**WHAT YOU HAVE TO DO**
Reproduce everything from the line containing "xml-attribute: value (304, 360, 345, 375)" down to the line containing "276, 305, 291)", substituting "indent-line" for "indent-guide" and leaving all else unchanged.

-- start --

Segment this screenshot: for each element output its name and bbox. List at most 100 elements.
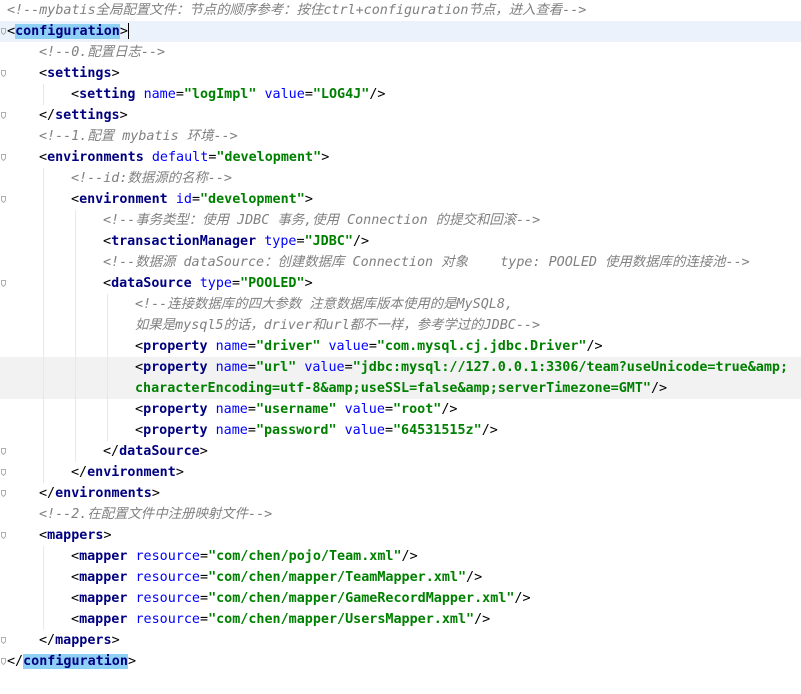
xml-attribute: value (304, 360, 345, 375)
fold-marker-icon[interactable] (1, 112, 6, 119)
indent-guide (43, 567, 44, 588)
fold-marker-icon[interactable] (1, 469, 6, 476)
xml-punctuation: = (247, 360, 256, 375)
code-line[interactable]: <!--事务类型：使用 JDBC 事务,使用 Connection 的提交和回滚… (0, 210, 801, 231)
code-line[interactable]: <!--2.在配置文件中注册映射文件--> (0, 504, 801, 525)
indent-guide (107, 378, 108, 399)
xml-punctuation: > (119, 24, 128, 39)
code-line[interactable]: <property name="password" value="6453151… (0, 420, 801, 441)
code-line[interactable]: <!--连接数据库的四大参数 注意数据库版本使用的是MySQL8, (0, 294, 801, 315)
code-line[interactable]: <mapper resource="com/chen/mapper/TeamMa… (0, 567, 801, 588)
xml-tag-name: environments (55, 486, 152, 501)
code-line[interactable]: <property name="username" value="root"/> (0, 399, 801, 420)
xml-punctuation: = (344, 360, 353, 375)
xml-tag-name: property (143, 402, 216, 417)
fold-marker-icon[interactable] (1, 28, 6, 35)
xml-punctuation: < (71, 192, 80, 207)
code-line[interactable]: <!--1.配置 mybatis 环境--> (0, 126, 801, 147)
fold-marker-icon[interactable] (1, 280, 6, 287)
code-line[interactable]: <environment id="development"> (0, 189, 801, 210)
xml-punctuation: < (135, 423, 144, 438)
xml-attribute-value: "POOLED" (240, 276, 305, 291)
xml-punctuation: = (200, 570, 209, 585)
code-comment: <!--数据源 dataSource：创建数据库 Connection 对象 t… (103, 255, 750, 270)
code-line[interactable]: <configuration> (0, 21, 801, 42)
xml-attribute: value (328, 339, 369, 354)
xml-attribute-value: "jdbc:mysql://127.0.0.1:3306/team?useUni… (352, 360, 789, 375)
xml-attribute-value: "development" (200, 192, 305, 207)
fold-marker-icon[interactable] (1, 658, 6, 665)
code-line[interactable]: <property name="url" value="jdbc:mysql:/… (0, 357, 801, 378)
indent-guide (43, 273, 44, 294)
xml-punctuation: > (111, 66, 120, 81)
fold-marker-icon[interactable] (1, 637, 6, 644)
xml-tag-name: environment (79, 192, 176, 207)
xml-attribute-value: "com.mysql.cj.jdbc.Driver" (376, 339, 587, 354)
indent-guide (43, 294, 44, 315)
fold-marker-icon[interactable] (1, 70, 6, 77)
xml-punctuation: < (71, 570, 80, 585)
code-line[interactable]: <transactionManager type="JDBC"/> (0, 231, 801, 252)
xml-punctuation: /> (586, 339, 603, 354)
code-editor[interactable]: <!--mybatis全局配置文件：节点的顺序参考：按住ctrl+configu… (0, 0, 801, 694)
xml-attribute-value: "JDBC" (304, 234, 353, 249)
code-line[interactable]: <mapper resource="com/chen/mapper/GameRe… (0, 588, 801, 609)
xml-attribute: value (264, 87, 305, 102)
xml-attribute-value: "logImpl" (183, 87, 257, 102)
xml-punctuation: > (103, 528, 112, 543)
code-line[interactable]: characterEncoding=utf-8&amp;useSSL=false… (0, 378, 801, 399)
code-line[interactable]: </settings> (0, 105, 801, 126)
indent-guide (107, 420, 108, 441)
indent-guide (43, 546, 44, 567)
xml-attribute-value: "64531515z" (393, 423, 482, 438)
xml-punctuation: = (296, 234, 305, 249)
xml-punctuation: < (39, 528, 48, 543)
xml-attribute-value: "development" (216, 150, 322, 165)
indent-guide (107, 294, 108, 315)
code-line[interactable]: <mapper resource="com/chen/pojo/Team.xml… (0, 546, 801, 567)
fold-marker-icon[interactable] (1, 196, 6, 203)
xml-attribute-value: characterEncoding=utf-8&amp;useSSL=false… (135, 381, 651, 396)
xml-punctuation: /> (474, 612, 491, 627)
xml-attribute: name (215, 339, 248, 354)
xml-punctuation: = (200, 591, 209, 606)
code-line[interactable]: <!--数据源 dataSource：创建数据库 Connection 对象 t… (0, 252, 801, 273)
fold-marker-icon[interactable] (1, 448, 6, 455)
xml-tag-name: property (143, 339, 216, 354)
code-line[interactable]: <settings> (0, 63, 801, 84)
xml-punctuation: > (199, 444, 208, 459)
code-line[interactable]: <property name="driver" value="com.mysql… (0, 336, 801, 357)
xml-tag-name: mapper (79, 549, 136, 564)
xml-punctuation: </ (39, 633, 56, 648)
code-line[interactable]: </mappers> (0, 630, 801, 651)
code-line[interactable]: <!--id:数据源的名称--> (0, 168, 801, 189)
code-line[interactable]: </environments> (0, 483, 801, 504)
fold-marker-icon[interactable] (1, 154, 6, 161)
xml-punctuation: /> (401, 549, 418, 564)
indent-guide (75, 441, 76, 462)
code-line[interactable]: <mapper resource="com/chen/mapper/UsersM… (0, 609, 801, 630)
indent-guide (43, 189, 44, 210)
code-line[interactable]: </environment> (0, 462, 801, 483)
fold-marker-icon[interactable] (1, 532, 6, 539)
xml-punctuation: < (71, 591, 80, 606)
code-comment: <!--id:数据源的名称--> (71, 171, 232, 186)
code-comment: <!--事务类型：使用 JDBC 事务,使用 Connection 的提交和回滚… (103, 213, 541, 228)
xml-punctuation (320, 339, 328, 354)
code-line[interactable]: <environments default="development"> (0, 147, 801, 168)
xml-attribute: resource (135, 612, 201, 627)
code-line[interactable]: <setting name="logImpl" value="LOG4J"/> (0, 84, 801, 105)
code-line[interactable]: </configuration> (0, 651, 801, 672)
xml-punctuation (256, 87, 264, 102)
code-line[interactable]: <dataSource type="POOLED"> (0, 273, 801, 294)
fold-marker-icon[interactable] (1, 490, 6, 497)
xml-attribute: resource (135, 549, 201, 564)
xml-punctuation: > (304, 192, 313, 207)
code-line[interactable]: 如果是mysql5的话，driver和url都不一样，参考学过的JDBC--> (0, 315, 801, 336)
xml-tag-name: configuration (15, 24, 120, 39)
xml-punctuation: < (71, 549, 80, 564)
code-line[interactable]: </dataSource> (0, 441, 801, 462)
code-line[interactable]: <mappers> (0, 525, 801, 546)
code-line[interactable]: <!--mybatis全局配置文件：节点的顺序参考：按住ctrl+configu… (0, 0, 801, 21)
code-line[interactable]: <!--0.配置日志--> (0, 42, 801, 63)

-- end --
-- start --

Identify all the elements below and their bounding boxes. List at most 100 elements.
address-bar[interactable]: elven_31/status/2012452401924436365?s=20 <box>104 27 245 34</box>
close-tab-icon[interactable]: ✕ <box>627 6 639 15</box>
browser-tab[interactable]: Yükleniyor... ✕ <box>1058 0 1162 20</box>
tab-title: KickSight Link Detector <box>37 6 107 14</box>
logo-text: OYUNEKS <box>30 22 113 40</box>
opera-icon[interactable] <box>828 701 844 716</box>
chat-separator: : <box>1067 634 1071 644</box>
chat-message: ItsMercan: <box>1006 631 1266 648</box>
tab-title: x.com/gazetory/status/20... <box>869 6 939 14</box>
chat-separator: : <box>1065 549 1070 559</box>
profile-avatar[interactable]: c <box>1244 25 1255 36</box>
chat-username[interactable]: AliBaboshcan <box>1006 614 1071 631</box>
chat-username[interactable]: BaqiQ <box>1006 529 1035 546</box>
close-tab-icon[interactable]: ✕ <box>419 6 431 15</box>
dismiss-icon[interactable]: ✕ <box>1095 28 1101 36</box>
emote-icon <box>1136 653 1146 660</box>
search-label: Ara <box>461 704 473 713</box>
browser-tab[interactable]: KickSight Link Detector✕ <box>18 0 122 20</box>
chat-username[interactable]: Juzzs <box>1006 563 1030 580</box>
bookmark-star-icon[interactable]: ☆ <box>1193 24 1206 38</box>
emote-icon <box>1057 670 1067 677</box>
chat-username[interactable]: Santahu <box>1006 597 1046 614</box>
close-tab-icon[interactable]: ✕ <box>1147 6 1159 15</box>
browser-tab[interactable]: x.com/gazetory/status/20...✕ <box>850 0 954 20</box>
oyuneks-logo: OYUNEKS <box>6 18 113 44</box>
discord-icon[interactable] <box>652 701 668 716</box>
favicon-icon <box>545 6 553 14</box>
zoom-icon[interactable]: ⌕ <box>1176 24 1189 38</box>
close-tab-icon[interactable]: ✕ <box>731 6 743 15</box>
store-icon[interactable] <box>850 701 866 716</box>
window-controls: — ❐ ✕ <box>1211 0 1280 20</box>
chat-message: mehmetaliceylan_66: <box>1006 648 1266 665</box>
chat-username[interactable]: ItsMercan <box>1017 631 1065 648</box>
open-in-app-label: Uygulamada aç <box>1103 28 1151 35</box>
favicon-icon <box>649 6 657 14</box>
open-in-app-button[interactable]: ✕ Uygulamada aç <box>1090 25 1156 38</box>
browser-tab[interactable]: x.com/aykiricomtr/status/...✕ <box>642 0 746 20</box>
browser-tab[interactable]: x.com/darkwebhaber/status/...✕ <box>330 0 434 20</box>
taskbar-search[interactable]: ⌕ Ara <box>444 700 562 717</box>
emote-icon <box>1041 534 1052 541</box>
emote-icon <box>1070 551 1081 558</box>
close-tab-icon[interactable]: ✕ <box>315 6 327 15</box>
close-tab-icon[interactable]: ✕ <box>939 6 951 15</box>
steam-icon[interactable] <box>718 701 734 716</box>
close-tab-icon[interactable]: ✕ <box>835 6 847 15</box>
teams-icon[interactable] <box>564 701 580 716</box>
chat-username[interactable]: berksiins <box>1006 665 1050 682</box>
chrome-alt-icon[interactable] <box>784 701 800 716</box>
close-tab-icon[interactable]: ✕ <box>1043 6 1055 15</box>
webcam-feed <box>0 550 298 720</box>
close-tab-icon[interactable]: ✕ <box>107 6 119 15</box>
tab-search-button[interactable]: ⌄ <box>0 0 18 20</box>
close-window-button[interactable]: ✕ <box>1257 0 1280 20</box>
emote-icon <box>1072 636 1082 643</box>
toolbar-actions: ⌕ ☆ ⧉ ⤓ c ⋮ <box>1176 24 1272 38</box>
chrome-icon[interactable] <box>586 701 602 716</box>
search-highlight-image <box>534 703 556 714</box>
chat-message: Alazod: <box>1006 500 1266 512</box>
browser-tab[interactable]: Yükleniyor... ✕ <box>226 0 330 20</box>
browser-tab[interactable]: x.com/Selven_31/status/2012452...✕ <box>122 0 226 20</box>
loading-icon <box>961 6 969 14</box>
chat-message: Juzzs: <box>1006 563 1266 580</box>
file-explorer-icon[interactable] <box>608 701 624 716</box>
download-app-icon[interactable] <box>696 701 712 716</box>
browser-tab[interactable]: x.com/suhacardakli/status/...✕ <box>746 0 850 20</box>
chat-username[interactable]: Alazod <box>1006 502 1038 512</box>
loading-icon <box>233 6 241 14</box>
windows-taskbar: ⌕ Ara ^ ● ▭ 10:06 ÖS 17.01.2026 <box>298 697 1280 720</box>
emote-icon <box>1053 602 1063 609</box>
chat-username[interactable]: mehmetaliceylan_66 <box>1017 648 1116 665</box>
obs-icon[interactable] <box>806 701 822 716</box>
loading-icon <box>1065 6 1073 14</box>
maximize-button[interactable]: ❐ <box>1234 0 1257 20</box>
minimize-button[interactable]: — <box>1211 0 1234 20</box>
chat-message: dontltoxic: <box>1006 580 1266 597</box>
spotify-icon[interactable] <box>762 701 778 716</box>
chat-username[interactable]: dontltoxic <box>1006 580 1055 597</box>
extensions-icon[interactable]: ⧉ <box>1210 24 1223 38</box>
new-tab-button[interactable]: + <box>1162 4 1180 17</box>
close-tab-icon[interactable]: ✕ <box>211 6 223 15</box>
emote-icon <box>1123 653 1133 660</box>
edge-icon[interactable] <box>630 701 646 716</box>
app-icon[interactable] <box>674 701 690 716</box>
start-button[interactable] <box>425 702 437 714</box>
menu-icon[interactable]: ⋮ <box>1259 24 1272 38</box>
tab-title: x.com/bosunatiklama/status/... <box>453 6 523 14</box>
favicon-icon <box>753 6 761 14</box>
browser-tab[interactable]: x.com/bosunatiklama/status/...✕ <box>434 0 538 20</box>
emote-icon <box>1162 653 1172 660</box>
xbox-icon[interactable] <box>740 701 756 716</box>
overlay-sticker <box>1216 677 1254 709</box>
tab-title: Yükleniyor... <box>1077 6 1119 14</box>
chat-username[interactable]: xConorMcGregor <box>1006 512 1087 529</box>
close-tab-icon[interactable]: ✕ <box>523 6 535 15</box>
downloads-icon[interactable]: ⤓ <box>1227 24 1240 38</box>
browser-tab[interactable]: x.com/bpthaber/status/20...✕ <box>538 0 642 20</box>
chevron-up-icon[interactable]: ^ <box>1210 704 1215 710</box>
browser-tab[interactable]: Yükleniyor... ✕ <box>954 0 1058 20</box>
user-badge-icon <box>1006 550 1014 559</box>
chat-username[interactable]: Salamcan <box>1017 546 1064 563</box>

-- end --

**FULL SOLUTION**
xml-attribute: value (304, 360, 345, 375)
fold-marker-icon[interactable] (1, 112, 6, 119)
indent-line (43, 567, 44, 588)
fold-marker-icon[interactable] (1, 469, 6, 476)
xml-punctuation: = (247, 360, 256, 375)
code-line[interactable]: <!--事务类型：使用 JDBC 事务,使用 Connection 的提交和回滚… (0, 210, 801, 231)
code-line[interactable]: <!--2.在配置文件中注册映射文件--> (0, 504, 801, 525)
indent-line (107, 378, 108, 399)
xml-punctuation: > (119, 24, 128, 39)
code-line[interactable]: <property name="password" value="6453151… (0, 420, 801, 441)
code-line[interactable]: <!--连接数据库的四大参数 注意数据库版本使用的是MySQL8, (0, 294, 801, 315)
code-line[interactable]: <mapper resource="com/chen/mapper/TeamMa… (0, 567, 801, 588)
xml-tag-name: environments (55, 486, 152, 501)
code-line[interactable]: <property name="username" value="root"/> (0, 399, 801, 420)
xml-punctuation: = (344, 360, 353, 375)
xml-tag-name: property (143, 402, 216, 417)
fold-marker-icon[interactable] (1, 28, 6, 35)
xml-punctuation: < (71, 192, 80, 207)
code-line[interactable]: <!--1.配置 mybatis 环境--> (0, 126, 801, 147)
fold-marker-icon[interactable] (1, 280, 6, 287)
code-line[interactable]: <environment id="development"> (0, 189, 801, 210)
xml-punctuation: < (135, 423, 144, 438)
xml-attribute-value: "POOLED" (240, 276, 305, 291)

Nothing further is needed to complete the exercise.